Working data ▸

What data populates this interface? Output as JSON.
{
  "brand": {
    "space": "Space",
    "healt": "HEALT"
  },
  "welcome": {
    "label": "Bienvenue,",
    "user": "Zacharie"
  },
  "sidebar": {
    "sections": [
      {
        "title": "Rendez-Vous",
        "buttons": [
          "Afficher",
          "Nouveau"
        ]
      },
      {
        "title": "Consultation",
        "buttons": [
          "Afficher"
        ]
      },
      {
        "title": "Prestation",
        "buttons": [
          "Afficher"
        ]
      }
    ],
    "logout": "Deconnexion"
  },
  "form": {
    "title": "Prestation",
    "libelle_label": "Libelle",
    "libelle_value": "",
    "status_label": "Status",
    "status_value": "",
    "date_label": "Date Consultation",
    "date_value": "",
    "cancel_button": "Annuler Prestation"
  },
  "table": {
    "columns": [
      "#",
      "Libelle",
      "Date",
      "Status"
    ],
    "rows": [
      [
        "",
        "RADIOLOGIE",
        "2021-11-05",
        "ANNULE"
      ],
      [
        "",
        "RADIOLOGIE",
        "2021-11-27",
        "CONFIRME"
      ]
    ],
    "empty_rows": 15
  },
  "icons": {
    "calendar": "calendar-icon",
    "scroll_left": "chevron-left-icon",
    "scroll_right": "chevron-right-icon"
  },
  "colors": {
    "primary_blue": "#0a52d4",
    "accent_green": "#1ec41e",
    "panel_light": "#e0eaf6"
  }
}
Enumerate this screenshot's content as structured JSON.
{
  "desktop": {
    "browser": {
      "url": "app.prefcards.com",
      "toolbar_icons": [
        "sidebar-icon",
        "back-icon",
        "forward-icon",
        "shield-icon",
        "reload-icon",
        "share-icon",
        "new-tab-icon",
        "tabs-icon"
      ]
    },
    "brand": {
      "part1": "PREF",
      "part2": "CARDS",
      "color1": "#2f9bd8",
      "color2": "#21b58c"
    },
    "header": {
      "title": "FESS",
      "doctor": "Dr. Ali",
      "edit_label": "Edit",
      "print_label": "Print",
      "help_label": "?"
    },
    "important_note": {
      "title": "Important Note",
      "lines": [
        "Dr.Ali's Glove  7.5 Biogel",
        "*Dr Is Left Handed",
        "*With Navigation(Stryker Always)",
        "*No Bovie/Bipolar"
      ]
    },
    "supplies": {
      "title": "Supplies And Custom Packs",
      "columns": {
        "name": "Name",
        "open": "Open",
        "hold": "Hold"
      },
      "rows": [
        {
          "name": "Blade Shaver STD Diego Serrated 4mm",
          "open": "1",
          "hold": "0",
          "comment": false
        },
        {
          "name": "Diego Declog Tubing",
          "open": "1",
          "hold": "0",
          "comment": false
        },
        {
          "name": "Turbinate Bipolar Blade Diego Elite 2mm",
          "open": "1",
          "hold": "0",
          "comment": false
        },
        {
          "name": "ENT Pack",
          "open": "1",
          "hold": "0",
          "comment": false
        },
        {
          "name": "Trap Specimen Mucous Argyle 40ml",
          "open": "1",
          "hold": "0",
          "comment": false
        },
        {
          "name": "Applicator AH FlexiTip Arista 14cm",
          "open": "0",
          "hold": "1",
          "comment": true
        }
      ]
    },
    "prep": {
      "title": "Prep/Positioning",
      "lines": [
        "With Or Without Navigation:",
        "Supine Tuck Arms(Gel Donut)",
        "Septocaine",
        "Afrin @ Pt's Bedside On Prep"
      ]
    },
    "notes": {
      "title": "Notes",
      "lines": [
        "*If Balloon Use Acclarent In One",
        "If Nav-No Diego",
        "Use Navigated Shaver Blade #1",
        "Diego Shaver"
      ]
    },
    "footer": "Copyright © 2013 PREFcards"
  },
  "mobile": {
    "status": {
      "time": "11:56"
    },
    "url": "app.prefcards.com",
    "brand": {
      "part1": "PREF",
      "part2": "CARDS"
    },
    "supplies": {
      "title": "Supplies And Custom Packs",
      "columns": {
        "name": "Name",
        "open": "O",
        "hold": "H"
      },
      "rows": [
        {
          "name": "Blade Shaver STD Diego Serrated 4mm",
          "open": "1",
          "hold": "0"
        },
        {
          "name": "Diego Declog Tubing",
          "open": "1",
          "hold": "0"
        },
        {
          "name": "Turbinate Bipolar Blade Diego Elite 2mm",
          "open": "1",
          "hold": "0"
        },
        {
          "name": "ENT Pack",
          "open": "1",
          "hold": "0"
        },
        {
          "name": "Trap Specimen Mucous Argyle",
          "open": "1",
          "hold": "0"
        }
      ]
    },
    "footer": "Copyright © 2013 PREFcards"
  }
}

Exercise prompt ▸
Without changing a word, restate the whole listing.

The completed task ▸
What data populates this interface? Output as JSON.
{
  "brand": {
    "space": "Space",
    "healt": "HEALT"
  },
  "welcome": {
    "label": "Bienvenue,",
    "user": "Zacharie"
  },
  "sidebar": {
    "sections": [
      {
        "title": "Rendez-Vous",
        "buttons": [
          "Afficher",
          "Nouveau"
        ]
      },
      {
        "title": "Consultation",
        "buttons": [
          "Afficher"
        ]
      },
      {
        "title": "Prestation",
        "buttons": [
          "Afficher"
        ]
      }
    ],
    "logout": "Deconnexion"
  },
  "form": {
    "title": "Prestation",
    "libelle_label": "Libelle",
    "libelle_value": "",
    "status_label": "Status",
    "status_value": "",
    "date_label": "Date Consultation",
    "date_value": "",
    "cancel_button": "Annuler Prestation"
  },
  "table": {
    "columns": [
      "#",
      "Libelle",
      "Date",
      "Status"
    ],
    "rows": [
      [
        "",
        "RADIOLOGIE",
        "2021-11-05",
        "ANNULE"
      ],
      [
        "",
        "RADIOLOGIE",
        "2021-11-27",
        "CONFIRME"
      ]
    ],
    "empty_rows": 15
  },
  "icons": {
    "calendar": "calendar-icon",
    "scroll_left": "chevron-left-icon",
    "scroll_right": "chevron-right-icon"
  },
  "colors": {
    "primary_blue": "#0a52d4",
    "accent_green": "#1ec41e",
    "panel_light": "#e0eaf6"
  }
}
Enumerate this screenshot's content as structured JSON.
{
  "desktop": {
    "browser": {
      "url": "app.prefcards.com",
      "toolbar_icons": [
        "sidebar-icon",
        "back-icon",
        "forward-icon",
        "shield-icon",
        "reload-icon",
        "share-icon",
        "new-tab-icon",
        "tabs-icon"
      ]
    },
    "brand": {
      "part1": "PREF",
      "part2": "CARDS",
      "color1": "#2f9bd8",
      "color2": "#21b58c"
    },
    "header": {
      "title": "FESS",
      "doctor": "Dr. Ali",
      "edit_label": "Edit",
      "print_label": "Print",
      "help_label": "?"
    },
    "important_note": {
      "title": "Important Note",
      "lines": [
        "Dr.Ali's Glove  7.5 Biogel",
        "*Dr Is Left Handed",
        "*With Navigation(Stryker Always)",
        "*No Bovie/Bipolar"
      ]
    },
    "supplies": {
      "title": "Supplies And Custom Packs",
      "columns": {
        "name": "Name",
        "open": "Open",
        "hold": "Hold"
      },
      "rows": [
        {
          "name": "Blade Shaver STD Diego Serrated 4mm",
          "open": "1",
          "hold": "0",
          "comment": false
        },
        {
          "name": "Diego Declog Tubing",
          "open": "1",
          "hold": "0",
          "comment": false
        },
        {
          "name": "Turbinate Bipolar Blade Diego Elite 2mm",
          "open": "1",
          "hold": "0",
          "comment": false
        },
        {
          "name": "ENT Pack",
          "open": "1",
          "hold": "0",
          "comment": false
        },
        {
          "name": "Trap Specimen Mucous Argyle 40ml",
          "open": "1",
          "hold": "0",
          "comment": false
        },
        {
          "name": "Applicator AH FlexiTip Arista 14cm",
          "open": "0",
          "hold": "1",
          "comment": true
        }
      ]
    },
    "prep": {
      "title": "Prep/Positioning",
      "lines": [
        "With Or Without Navigation:",
        "Supine Tuck Arms(Gel Donut)",
        "Septocaine",
        "Afrin @ Pt's Bedside On Prep"
      ]
    },
    "notes": {
      "title": "Notes",
      "lines": [
        "*If Balloon Use Acclarent In One",
        "If Nav-No Diego",
        "Use Navigated Shaver Blade #1",
        "Diego Shaver"
      ]
    },
    "footer": "Copyright © 2013 PREFcards"
  },
  "mobile": {
    "status": {
      "time": "11:56"
    },
    "url": "app.prefcards.com",
    "brand": {
      "part1": "PREF",
      "part2": "CARDS"
    },
    "supplies": {
      "title": "Supplies And Custom Packs",
      "columns": {
        "name": "Name",
        "open": "O",
        "hold": "H"
      },
      "rows": [
        {
          "name": "Blade Shaver STD Diego Serrated 4mm",
          "open": "1",
          "hold": "0"
        },
        {
          "name": "Diego Declog Tubing",
          "open": "1",
          "hold": "0"
        },
        {
          "name": "Turbinate Bipolar Blade Diego Elite 2mm",
          "open": "1",
          "hold": "0"
        },
        {
          "name": "ENT Pack",
          "open": "1",
          "hold": "0"
        },
        {
          "name": "Trap Specimen Mucous Argyle",
          "open": "1",
          "hold": "0"
        }
      ]
    },
    "footer": "Copyright © 2013 PREFcards"
  }
}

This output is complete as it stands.